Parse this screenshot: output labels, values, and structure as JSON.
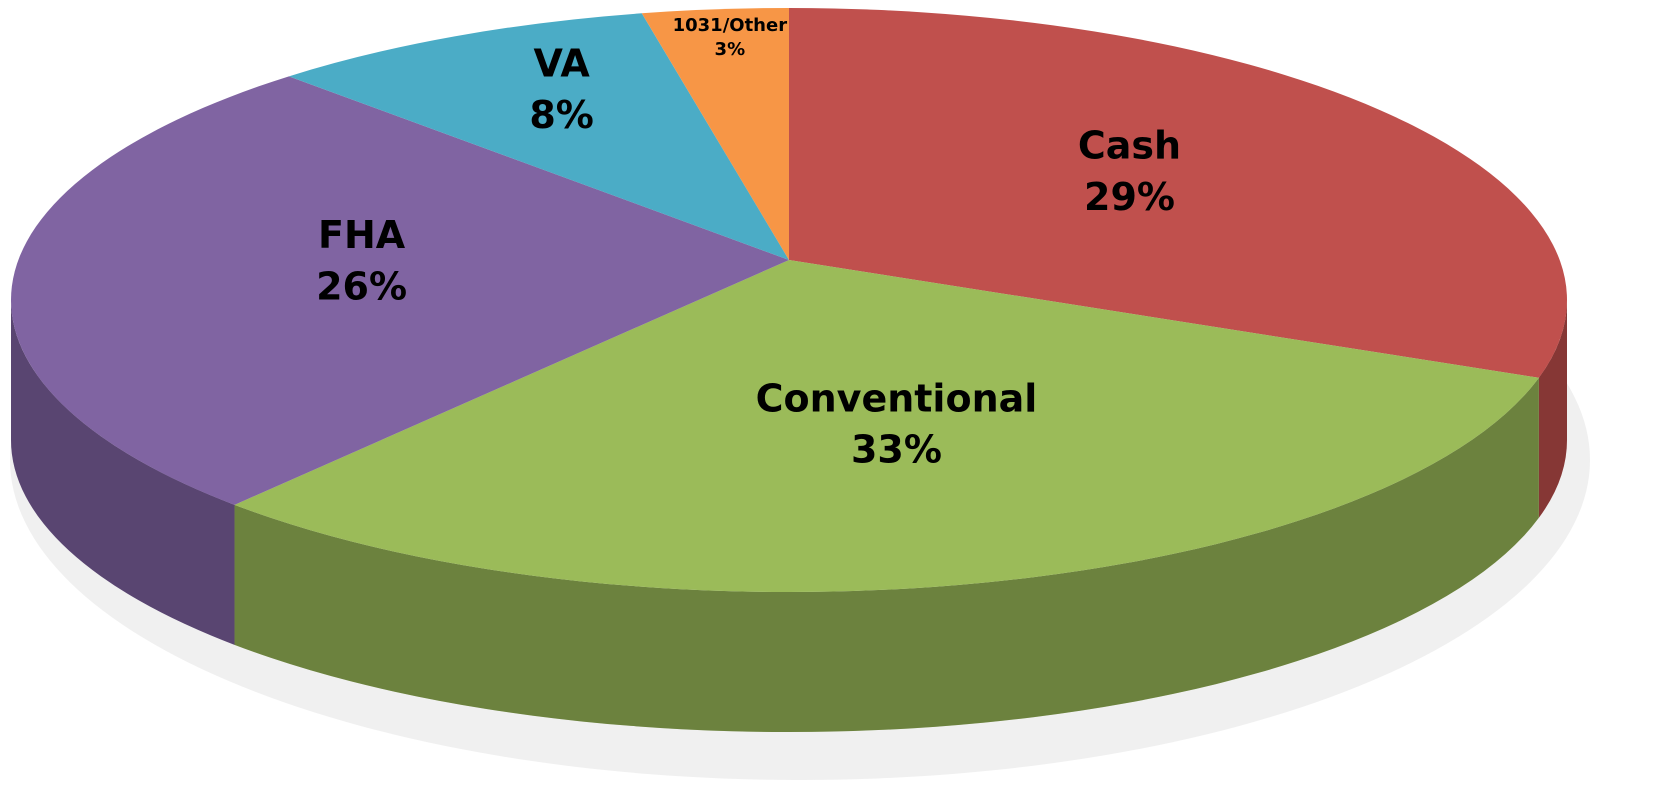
{
  "chart_data": {
    "type": "pie",
    "categories": [
      "Cash",
      "Conventional",
      "FHA",
      "VA",
      "1031/Other"
    ],
    "values": [
      29,
      33,
      26,
      8,
      3
    ],
    "value_labels": [
      "29%",
      "33%",
      "26%",
      "8%",
      "3%"
    ],
    "colors": [
      "#c0504d",
      "#9bbb59",
      "#8064a2",
      "#4bacc6",
      "#f79646"
    ]
  }
}
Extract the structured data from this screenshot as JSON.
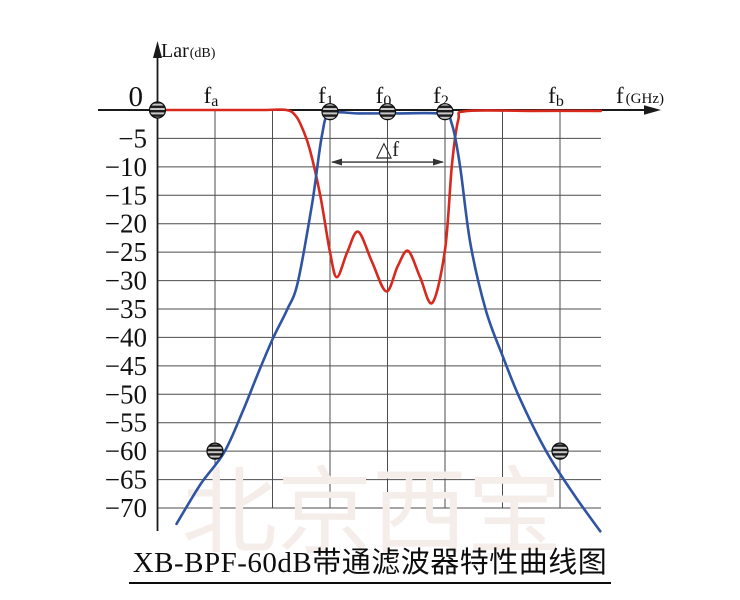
{
  "title": {
    "text": "XB-BPF-60dB带通滤波器特性曲线图"
  },
  "watermark": {
    "text": "北京西宝",
    "color": "#f5ede9"
  },
  "colors": {
    "red_curve": "#d8291f",
    "blue_curve": "#2f54a3",
    "grid": "#4d4d4d",
    "axis": "#1a1a1a",
    "text": "#111111",
    "annotation": "#333333"
  },
  "chart_data": {
    "type": "line",
    "title": "XB-BPF-60dB带通滤波器特性曲线图",
    "grid_on": true,
    "y_axis": {
      "label": "Lar",
      "unit": "(dB)",
      "ticks": [
        0,
        -5,
        -10,
        -15,
        -20,
        -25,
        -30,
        -35,
        -40,
        -45,
        -50,
        -55,
        -60,
        -65,
        -70
      ],
      "range": [
        -70,
        0
      ]
    },
    "x_axis": {
      "label": "f",
      "unit": "(GHz)",
      "markers": [
        {
          "base": "f",
          "sub": "a",
          "u": 1
        },
        {
          "base": "f",
          "sub": "1",
          "u": 3
        },
        {
          "base": "f",
          "sub": "0",
          "u": 4
        },
        {
          "base": "f",
          "sub": "2",
          "u": 5
        },
        {
          "base": "f",
          "sub": "b",
          "u": 7
        }
      ],
      "gridline_units": [
        1,
        2,
        3,
        4,
        5,
        6,
        7
      ],
      "right_edge_u": 7.713
    },
    "annotation": {
      "label": "△f",
      "from_u": 3,
      "to_u": 5,
      "at_db": -9.15
    },
    "series": [
      {
        "name": "curve_red_inband_ripple",
        "color": "#d8291f",
        "points": [
          [
            0,
            0
          ],
          [
            1,
            0
          ],
          [
            1.8,
            0
          ],
          [
            2.24,
            0
          ],
          [
            2.41,
            -1.1
          ],
          [
            2.53,
            -3.5
          ],
          [
            2.65,
            -7
          ],
          [
            2.83,
            -15
          ],
          [
            3.0,
            -25
          ],
          [
            3.12,
            -29.4
          ],
          [
            3.3,
            -25
          ],
          [
            3.49,
            -21.4
          ],
          [
            3.73,
            -26.7
          ],
          [
            3.98,
            -31.9
          ],
          [
            4.18,
            -27.4
          ],
          [
            4.36,
            -24.8
          ],
          [
            4.57,
            -29.5
          ],
          [
            4.78,
            -33.9
          ],
          [
            5.0,
            -24.6
          ],
          [
            5.12,
            -9.7
          ],
          [
            5.23,
            -1.8
          ],
          [
            5.37,
            -0.2
          ],
          [
            6.5,
            -0.15
          ],
          [
            7.71,
            -0.15
          ]
        ]
      },
      {
        "name": "curve_blue_bandpass_skirt",
        "color": "#2f54a3",
        "points": [
          [
            0.33,
            -72.8
          ],
          [
            0.75,
            -65.8
          ],
          [
            1.16,
            -60.2
          ],
          [
            1.49,
            -52.8
          ],
          [
            1.75,
            -46.3
          ],
          [
            2.01,
            -40.1
          ],
          [
            2.25,
            -35.2
          ],
          [
            2.44,
            -30.3
          ],
          [
            2.69,
            -16.4
          ],
          [
            2.86,
            -4.5
          ],
          [
            3.0,
            -0.7
          ],
          [
            3.5,
            -0.6
          ],
          [
            4.2,
            -0.6
          ],
          [
            4.96,
            -0.7
          ],
          [
            5.12,
            -2.5
          ],
          [
            5.26,
            -9.7
          ],
          [
            5.44,
            -23.4
          ],
          [
            5.71,
            -35.2
          ],
          [
            6.0,
            -43.2
          ],
          [
            6.3,
            -50.7
          ],
          [
            6.77,
            -60.2
          ],
          [
            7.26,
            -67.9
          ],
          [
            7.7,
            -74.1
          ]
        ]
      }
    ],
    "spec_markers": [
      [
        0,
        0
      ],
      [
        3,
        -0.3
      ],
      [
        4,
        -0.3
      ],
      [
        5,
        -0.3
      ],
      [
        1,
        -60
      ],
      [
        7,
        -60
      ]
    ]
  }
}
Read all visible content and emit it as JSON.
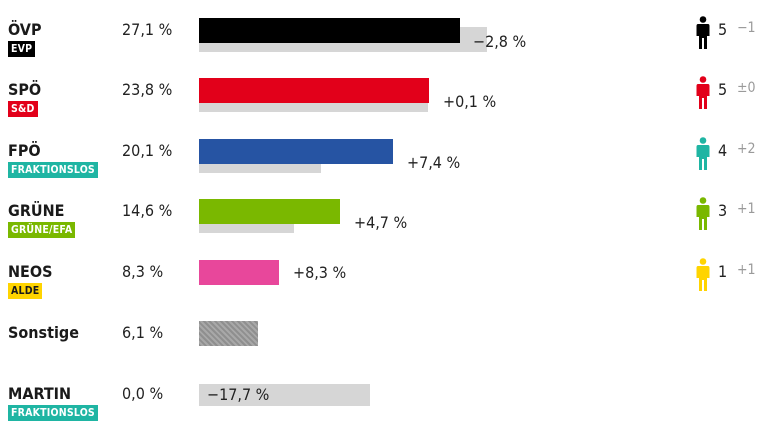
{
  "chart_data": {
    "type": "bar",
    "scale_max": 28.0,
    "parties": [
      {
        "name": "ÖVP",
        "group": "EVP",
        "group_text_color": "#ffffff",
        "group_bg": "#000000",
        "color": "#000000",
        "pct_label": "27,1 %",
        "value": 27.1,
        "prev_value": 29.9,
        "change_label": "−2,8 %",
        "seats": "5",
        "seat_change": "−1"
      },
      {
        "name": "SPÖ",
        "group": "S&D",
        "group_text_color": "#ffffff",
        "group_bg": "#e2001a",
        "color": "#e2001a",
        "pct_label": "23,8 %",
        "value": 23.8,
        "prev_value": 23.7,
        "change_label": "+0,1 %",
        "seats": "5",
        "seat_change": "±0"
      },
      {
        "name": "FPÖ",
        "group": "FRAKTIONSLOS",
        "group_text_color": "#ffffff",
        "group_bg": "#1fb5a3",
        "color": "#2654a3",
        "pct_label": "20,1 %",
        "value": 20.1,
        "prev_value": 12.7,
        "change_label": "+7,4 %",
        "seats": "4",
        "seat_change": "+2",
        "icon_color": "#1fb5a3"
      },
      {
        "name": "GRÜNE",
        "group": "GRÜNE/EFA",
        "group_text_color": "#ffffff",
        "group_bg": "#7ab800",
        "color": "#7ab800",
        "pct_label": "14,6 %",
        "value": 14.6,
        "prev_value": 9.9,
        "change_label": "+4,7 %",
        "seats": "3",
        "seat_change": "+1"
      },
      {
        "name": "NEOS",
        "group": "ALDE",
        "group_text_color": "#1a1a1a",
        "group_bg": "#ffd400",
        "color": "#e8479b",
        "pct_label": "8,3 %",
        "value": 8.3,
        "prev_value": 0,
        "change_label": "+8,3 %",
        "seats": "1",
        "seat_change": "+1",
        "icon_color": "#ffd400"
      },
      {
        "name": "Sonstige",
        "group": "",
        "color": "#999999",
        "pattern": "hatch",
        "pct_label": "6,1 %",
        "value": 6.1,
        "prev_value": 0,
        "change_label": "",
        "seats": "",
        "seat_change": ""
      },
      {
        "name": "MARTIN",
        "group": "FRAKTIONSLOS",
        "group_text_color": "#ffffff",
        "group_bg": "#1fb5a3",
        "color": "#999999",
        "pct_label": "0,0 %",
        "value": 0.0,
        "prev_value": 17.7,
        "change_label": "−17,7 %",
        "seats": "",
        "seat_change": ""
      }
    ],
    "prev_bar_color": "#d6d6d6"
  }
}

---------------

# YOUR TASK
Reproduce each entry precisely, dropping only the pictures.

# FINISHED EXERCISE
Parse this screenshot: output labels, values, and structure as JSON.
{
  "chart_data": {
    "type": "pie",
    "categories": [
      "Cash",
      "Conventional",
      "FHA",
      "VA",
      "1031/Other"
    ],
    "values": [
      29,
      33,
      26,
      8,
      3
    ],
    "value_labels": [
      "29%",
      "33%",
      "26%",
      "8%",
      "3%"
    ],
    "colors": [
      "#c0504d",
      "#9bbb59",
      "#8064a2",
      "#4bacc6",
      "#f79646"
    ]
  }
}
Extract the structured data from this screenshot as JSON.
{
  "title": {
    "text": "XB-BPF-60dB带通滤波器特性曲线图"
  },
  "watermark": {
    "text": "北京西宝",
    "color": "#f5ede9"
  },
  "colors": {
    "red_curve": "#d8291f",
    "blue_curve": "#2f54a3",
    "grid": "#4d4d4d",
    "axis": "#1a1a1a",
    "text": "#111111",
    "annotation": "#333333"
  },
  "chart_data": {
    "type": "line",
    "title": "XB-BPF-60dB带通滤波器特性曲线图",
    "grid_on": true,
    "y_axis": {
      "label": "Lar",
      "unit": "(dB)",
      "ticks": [
        0,
        -5,
        -10,
        -15,
        -20,
        -25,
        -30,
        -35,
        -40,
        -45,
        -50,
        -55,
        -60,
        -65,
        -70
      ],
      "range": [
        -70,
        0
      ]
    },
    "x_axis": {
      "label": "f",
      "unit": "(GHz)",
      "markers": [
        {
          "base": "f",
          "sub": "a",
          "u": 1
        },
        {
          "base": "f",
          "sub": "1",
          "u": 3
        },
        {
          "base": "f",
          "sub": "0",
          "u": 4
        },
        {
          "base": "f",
          "sub": "2",
          "u": 5
        },
        {
          "base": "f",
          "sub": "b",
          "u": 7
        }
      ],
      "gridline_units": [
        1,
        2,
        3,
        4,
        5,
        6,
        7
      ],
      "right_edge_u": 7.713
    },
    "annotation": {
      "label": "△f",
      "from_u": 3,
      "to_u": 5,
      "at_db": -9.15
    },
    "series": [
      {
        "name": "curve_red_inband_ripple",
        "color": "#d8291f",
        "points": [
          [
            0,
            0
          ],
          [
            1,
            0
          ],
          [
            1.8,
            0
          ],
          [
            2.24,
            0
          ],
          [
            2.41,
            -1.1
          ],
          [
            2.53,
            -3.5
          ],
          [
            2.65,
            -7
          ],
          [
            2.83,
            -15
          ],
          [
            3.0,
            -25
          ],
          [
            3.12,
            -29.4
          ],
          [
            3.3,
            -25
          ],
          [
            3.49,
            -21.4
          ],
          [
            3.73,
            -26.7
          ],
          [
            3.98,
            -31.9
          ],
          [
            4.18,
            -27.4
          ],
          [
            4.36,
            -24.8
          ],
          [
            4.57,
            -29.5
          ],
          [
            4.78,
            -33.9
          ],
          [
            5.0,
            -24.6
          ],
          [
            5.12,
            -9.7
          ],
          [
            5.23,
            -1.8
          ],
          [
            5.37,
            -0.2
          ],
          [
            6.5,
            -0.15
          ],
          [
            7.71,
            -0.15
          ]
        ]
      },
      {
        "name": "curve_blue_bandpass_skirt",
        "color": "#2f54a3",
        "points": [
          [
            0.33,
            -72.8
          ],
          [
            0.75,
            -65.8
          ],
          [
            1.16,
            -60.2
          ],
          [
            1.49,
            -52.8
          ],
          [
            1.75,
            -46.3
          ],
          [
            2.01,
            -40.1
          ],
          [
            2.25,
            -35.2
          ],
          [
            2.44,
            -30.3
          ],
          [
            2.69,
            -16.4
          ],
          [
            2.86,
            -4.5
          ],
          [
            3.0,
            -0.7
          ],
          [
            3.5,
            -0.6
          ],
          [
            4.2,
            -0.6
          ],
          [
            4.96,
            -0.7
          ],
          [
            5.12,
            -2.5
          ],
          [
            5.26,
            -9.7
          ],
          [
            5.44,
            -23.4
          ],
          [
            5.71,
            -35.2
          ],
          [
            6.0,
            -43.2
          ],
          [
            6.3,
            -50.7
          ],
          [
            6.77,
            -60.2
          ],
          [
            7.26,
            -67.9
          ],
          [
            7.7,
            -74.1
          ]
        ]
      }
    ],
    "spec_markers": [
      [
        0,
        0
      ],
      [
        3,
        -0.3
      ],
      [
        4,
        -0.3
      ],
      [
        5,
        -0.3
      ],
      [
        1,
        -60
      ],
      [
        7,
        -60
      ]
    ]
  }
}
Read all visible content and emit it as JSON.
{
  "chart_data": {
    "type": "bar",
    "scale_max": 28.0,
    "parties": [
      {
        "name": "ÖVP",
        "group": "EVP",
        "group_text_color": "#ffffff",
        "group_bg": "#000000",
        "color": "#000000",
        "pct_label": "27,1 %",
        "value": 27.1,
        "prev_value": 29.9,
        "change_label": "−2,8 %",
        "seats": "5",
        "seat_change": "−1"
      },
      {
        "name": "SPÖ",
        "group": "S&D",
        "group_text_color": "#ffffff",
        "group_bg": "#e2001a",
        "color": "#e2001a",
        "pct_label": "23,8 %",
        "value": 23.8,
        "prev_value": 23.7,
        "change_label": "+0,1 %",
        "seats": "5",
        "seat_change": "±0"
      },
      {
        "name": "FPÖ",
        "group": "FRAKTIONSLOS",
        "group_text_color": "#ffffff",
        "group_bg": "#1fb5a3",
        "color": "#2654a3",
        "pct_label": "20,1 %",
        "value": 20.1,
        "prev_value": 12.7,
        "change_label": "+7,4 %",
        "seats": "4",
        "seat_change": "+2",
        "icon_color": "#1fb5a3"
      },
      {
        "name": "GRÜNE",
        "group": "GRÜNE/EFA",
        "group_text_color": "#ffffff",
        "group_bg": "#7ab800",
        "color": "#7ab800",
        "pct_label": "14,6 %",
        "value": 14.6,
        "prev_value": 9.9,
        "change_label": "+4,7 %",
        "seats": "3",
        "seat_change": "+1"
      },
      {
        "name": "NEOS",
        "group": "ALDE",
        "group_text_color": "#1a1a1a",
        "group_bg": "#ffd400",
        "color": "#e8479b",
        "pct_label": "8,3 %",
        "value": 8.3,
        "prev_value": 0,
        "change_label": "+8,3 %",
        "seats": "1",
        "seat_change": "+1",
        "icon_color": "#ffd400"
      },
      {
        "name": "Sonstige",
        "group": "",
        "color": "#999999",
        "pattern": "hatch",
        "pct_label": "6,1 %",
        "value": 6.1,
        "prev_value": 0,
        "change_label": "",
        "seats": "",
        "seat_change": ""
      },
      {
        "name": "MARTIN",
        "group": "FRAKTIONSLOS",
        "group_text_color": "#ffffff",
        "group_bg": "#1fb5a3",
        "color": "#999999",
        "pct_label": "0,0 %",
        "value": 0.0,
        "prev_value": 17.7,
        "change_label": "−17,7 %",
        "seats": "",
        "seat_change": ""
      }
    ],
    "prev_bar_color": "#d6d6d6"
  }
}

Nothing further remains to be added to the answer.